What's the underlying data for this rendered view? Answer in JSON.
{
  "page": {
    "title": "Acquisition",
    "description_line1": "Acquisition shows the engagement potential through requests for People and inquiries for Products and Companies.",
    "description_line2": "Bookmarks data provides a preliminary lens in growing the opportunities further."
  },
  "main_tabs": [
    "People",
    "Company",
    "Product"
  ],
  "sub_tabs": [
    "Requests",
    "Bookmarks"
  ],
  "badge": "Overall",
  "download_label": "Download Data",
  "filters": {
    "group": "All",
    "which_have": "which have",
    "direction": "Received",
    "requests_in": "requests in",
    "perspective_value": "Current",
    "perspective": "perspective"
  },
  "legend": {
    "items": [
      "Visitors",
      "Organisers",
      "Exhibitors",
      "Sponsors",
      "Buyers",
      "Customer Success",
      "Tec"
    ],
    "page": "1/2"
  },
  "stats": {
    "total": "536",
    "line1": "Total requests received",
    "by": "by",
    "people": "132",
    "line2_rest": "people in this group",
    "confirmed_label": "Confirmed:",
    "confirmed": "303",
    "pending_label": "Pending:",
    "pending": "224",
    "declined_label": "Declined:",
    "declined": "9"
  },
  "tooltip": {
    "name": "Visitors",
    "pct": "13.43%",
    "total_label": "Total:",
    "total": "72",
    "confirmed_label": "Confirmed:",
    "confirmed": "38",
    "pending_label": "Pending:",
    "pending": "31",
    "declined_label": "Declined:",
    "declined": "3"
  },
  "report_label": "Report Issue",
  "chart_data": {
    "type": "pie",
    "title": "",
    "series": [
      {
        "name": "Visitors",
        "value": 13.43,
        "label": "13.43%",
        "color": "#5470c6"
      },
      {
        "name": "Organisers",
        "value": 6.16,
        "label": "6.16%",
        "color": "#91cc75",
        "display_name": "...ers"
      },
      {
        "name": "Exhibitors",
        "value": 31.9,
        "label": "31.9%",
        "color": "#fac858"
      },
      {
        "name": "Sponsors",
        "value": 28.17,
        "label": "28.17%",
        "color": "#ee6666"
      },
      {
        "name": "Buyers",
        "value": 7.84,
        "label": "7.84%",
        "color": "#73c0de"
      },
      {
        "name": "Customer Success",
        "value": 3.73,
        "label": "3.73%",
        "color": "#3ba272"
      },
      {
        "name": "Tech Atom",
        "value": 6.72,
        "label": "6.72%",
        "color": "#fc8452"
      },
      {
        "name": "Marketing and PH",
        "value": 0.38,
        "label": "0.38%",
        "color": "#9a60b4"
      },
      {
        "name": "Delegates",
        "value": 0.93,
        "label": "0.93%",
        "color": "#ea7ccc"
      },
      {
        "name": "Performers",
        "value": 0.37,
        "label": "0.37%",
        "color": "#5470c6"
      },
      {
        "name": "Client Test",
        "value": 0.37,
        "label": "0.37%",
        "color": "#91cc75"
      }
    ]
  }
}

▸ WHAT YOU ARE ASKED TO DO: Nothing in the listing may be changed; retype it all exactly.

▸ EXERCISE RESPONSE:
What's the underlying data for this rendered view? Answer in JSON.
{
  "page": {
    "title": "Acquisition",
    "description_line1": "Acquisition shows the engagement potential through requests for People and inquiries for Products and Companies.",
    "description_line2": "Bookmarks data provides a preliminary lens in growing the opportunities further."
  },
  "main_tabs": [
    "People",
    "Company",
    "Product"
  ],
  "sub_tabs": [
    "Requests",
    "Bookmarks"
  ],
  "badge": "Overall",
  "download_label": "Download Data",
  "filters": {
    "group": "All",
    "which_have": "which have",
    "direction": "Received",
    "requests_in": "requests in",
    "perspective_value": "Current",
    "perspective": "perspective"
  },
  "legend": {
    "items": [
      "Visitors",
      "Organisers",
      "Exhibitors",
      "Sponsors",
      "Buyers",
      "Customer Success",
      "Tec"
    ],
    "page": "1/2"
  },
  "stats": {
    "total": "536",
    "line1": "Total requests received",
    "by": "by",
    "people": "132",
    "line2_rest": "people in this group",
    "confirmed_label": "Confirmed:",
    "confirmed": "303",
    "pending_label": "Pending:",
    "pending": "224",
    "declined_label": "Declined:",
    "declined": "9"
  },
  "tooltip": {
    "name": "Visitors",
    "pct": "13.43%",
    "total_label": "Total:",
    "total": "72",
    "confirmed_label": "Confirmed:",
    "confirmed": "38",
    "pending_label": "Pending:",
    "pending": "31",
    "declined_label": "Declined:",
    "declined": "3"
  },
  "report_label": "Report Issue",
  "chart_data": {
    "type": "pie",
    "title": "",
    "series": [
      {
        "name": "Visitors",
        "value": 13.43,
        "label": "13.43%",
        "color": "#5470c6"
      },
      {
        "name": "Organisers",
        "value": 6.16,
        "label": "6.16%",
        "color": "#91cc75",
        "display_name": "...ers"
      },
      {
        "name": "Exhibitors",
        "value": 31.9,
        "label": "31.9%",
        "color": "#fac858"
      },
      {
        "name": "Sponsors",
        "value": 28.17,
        "label": "28.17%",
        "color": "#ee6666"
      },
      {
        "name": "Buyers",
        "value": 7.84,
        "label": "7.84%",
        "color": "#73c0de"
      },
      {
        "name": "Customer Success",
        "value": 3.73,
        "label": "3.73%",
        "color": "#3ba272"
      },
      {
        "name": "Tech Atom",
        "value": 6.72,
        "label": "6.72%",
        "color": "#fc8452"
      },
      {
        "name": "Marketing and PH",
        "value": 0.38,
        "label": "0.38%",
        "color": "#9a60b4"
      },
      {
        "name": "Delegates",
        "value": 0.93,
        "label": "0.93%",
        "color": "#ea7ccc"
      },
      {
        "name": "Performers",
        "value": 0.37,
        "label": "0.37%",
        "color": "#5470c6"
      },
      {
        "name": "Client Test",
        "value": 0.37,
        "label": "0.37%",
        "color": "#91cc75"
      }
    ]
  }
}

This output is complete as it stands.